» **Given task**
An exact copy of every record is needed.

» **Records for the task**
>> Start
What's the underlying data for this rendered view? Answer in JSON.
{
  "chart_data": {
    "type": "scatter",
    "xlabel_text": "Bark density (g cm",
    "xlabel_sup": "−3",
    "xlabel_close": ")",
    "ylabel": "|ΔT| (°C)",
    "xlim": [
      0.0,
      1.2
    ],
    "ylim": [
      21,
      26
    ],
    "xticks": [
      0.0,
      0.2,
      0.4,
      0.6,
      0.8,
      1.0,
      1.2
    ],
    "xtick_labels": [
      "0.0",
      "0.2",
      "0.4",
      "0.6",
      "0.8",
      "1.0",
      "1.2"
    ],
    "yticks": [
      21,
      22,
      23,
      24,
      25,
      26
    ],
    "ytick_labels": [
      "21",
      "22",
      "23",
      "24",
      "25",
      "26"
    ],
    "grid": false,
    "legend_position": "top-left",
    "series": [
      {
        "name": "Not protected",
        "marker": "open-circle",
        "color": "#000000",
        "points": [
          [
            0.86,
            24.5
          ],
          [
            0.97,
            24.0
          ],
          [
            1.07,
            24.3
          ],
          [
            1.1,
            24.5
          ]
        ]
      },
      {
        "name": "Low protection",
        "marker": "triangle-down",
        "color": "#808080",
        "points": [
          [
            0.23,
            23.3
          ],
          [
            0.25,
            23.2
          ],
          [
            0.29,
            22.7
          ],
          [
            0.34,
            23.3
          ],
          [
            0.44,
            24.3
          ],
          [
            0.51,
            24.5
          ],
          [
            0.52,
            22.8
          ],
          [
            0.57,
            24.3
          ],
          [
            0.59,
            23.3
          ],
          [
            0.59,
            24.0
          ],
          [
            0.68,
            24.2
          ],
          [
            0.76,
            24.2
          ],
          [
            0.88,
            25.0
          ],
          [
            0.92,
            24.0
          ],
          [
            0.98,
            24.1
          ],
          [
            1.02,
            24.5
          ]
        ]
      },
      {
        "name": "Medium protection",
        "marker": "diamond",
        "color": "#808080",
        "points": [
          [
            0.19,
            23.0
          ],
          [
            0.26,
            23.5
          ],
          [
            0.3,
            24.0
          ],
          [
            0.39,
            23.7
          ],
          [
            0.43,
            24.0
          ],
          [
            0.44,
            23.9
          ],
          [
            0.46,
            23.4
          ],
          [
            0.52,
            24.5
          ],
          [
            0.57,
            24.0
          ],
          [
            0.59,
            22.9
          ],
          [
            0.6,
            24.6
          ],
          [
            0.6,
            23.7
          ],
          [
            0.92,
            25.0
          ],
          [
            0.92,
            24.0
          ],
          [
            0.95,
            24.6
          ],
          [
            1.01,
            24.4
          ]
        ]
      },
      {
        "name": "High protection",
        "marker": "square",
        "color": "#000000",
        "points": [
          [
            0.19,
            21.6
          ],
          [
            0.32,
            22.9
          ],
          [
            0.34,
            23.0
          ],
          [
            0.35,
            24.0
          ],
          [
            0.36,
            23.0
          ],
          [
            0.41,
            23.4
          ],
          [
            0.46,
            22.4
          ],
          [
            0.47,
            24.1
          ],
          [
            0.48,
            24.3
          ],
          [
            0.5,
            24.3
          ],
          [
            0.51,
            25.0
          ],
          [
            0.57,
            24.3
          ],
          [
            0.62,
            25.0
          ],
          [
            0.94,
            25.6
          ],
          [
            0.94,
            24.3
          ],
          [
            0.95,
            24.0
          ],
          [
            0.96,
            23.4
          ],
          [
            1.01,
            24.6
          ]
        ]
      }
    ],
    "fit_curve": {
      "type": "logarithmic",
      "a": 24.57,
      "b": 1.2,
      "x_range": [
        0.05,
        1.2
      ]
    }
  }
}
>> End
» **Correct response**
What's the underlying data for this rendered view? Answer in JSON.
{
  "chart_data": {
    "type": "scatter",
    "xlabel_text": "Bark density (g cm",
    "xlabel_sup": "−3",
    "xlabel_close": ")",
    "ylabel": "|ΔT| (°C)",
    "xlim": [
      0.0,
      1.2
    ],
    "ylim": [
      21,
      26
    ],
    "xticks": [
      0.0,
      0.2,
      0.4,
      0.6,
      0.8,
      1.0,
      1.2
    ],
    "xtick_labels": [
      "0.0",
      "0.2",
      "0.4",
      "0.6",
      "0.8",
      "1.0",
      "1.2"
    ],
    "yticks": [
      21,
      22,
      23,
      24,
      25,
      26
    ],
    "ytick_labels": [
      "21",
      "22",
      "23",
      "24",
      "25",
      "26"
    ],
    "grid": false,
    "legend_position": "top-left",
    "series": [
      {
        "name": "Not protected",
        "marker": "open-circle",
        "color": "#000000",
        "points": [
          [
            0.86,
            24.5
          ],
          [
            0.97,
            24.0
          ],
          [
            1.07,
            24.3
          ],
          [
            1.1,
            24.5
          ]
        ]
      },
      {
        "name": "Low protection",
        "marker": "triangle-down",
        "color": "#808080",
        "points": [
          [
            0.23,
            23.3
          ],
          [
            0.25,
            23.2
          ],
          [
            0.29,
            22.7
          ],
          [
            0.34,
            23.3
          ],
          [
            0.44,
            24.3
          ],
          [
            0.51,
            24.5
          ],
          [
            0.52,
            22.8
          ],
          [
            0.57,
            24.3
          ],
          [
            0.59,
            23.3
          ],
          [
            0.59,
            24.0
          ],
          [
            0.68,
            24.2
          ],
          [
            0.76,
            24.2
          ],
          [
            0.88,
            25.0
          ],
          [
            0.92,
            24.0
          ],
          [
            0.98,
            24.1
          ],
          [
            1.02,
            24.5
          ]
        ]
      },
      {
        "name": "Medium protection",
        "marker": "diamond",
        "color": "#808080",
        "points": [
          [
            0.19,
            23.0
          ],
          [
            0.26,
            23.5
          ],
          [
            0.3,
            24.0
          ],
          [
            0.39,
            23.7
          ],
          [
            0.43,
            24.0
          ],
          [
            0.44,
            23.9
          ],
          [
            0.46,
            23.4
          ],
          [
            0.52,
            24.5
          ],
          [
            0.57,
            24.0
          ],
          [
            0.59,
            22.9
          ],
          [
            0.6,
            24.6
          ],
          [
            0.6,
            23.7
          ],
          [
            0.92,
            25.0
          ],
          [
            0.92,
            24.0
          ],
          [
            0.95,
            24.6
          ],
          [
            1.01,
            24.4
          ]
        ]
      },
      {
        "name": "High protection",
        "marker": "square",
        "color": "#000000",
        "points": [
          [
            0.19,
            21.6
          ],
          [
            0.32,
            22.9
          ],
          [
            0.34,
            23.0
          ],
          [
            0.35,
            24.0
          ],
          [
            0.36,
            23.0
          ],
          [
            0.41,
            23.4
          ],
          [
            0.46,
            22.4
          ],
          [
            0.47,
            24.1
          ],
          [
            0.48,
            24.3
          ],
          [
            0.5,
            24.3
          ],
          [
            0.51,
            25.0
          ],
          [
            0.57,
            24.3
          ],
          [
            0.62,
            25.0
          ],
          [
            0.94,
            25.6
          ],
          [
            0.94,
            24.3
          ],
          [
            0.95,
            24.0
          ],
          [
            0.96,
            23.4
          ],
          [
            1.01,
            24.6
          ]
        ]
      }
    ],
    "fit_curve": {
      "type": "logarithmic",
      "a": 24.57,
      "b": 1.2,
      "x_range": [
        0.05,
        1.2
      ]
    }
  }
}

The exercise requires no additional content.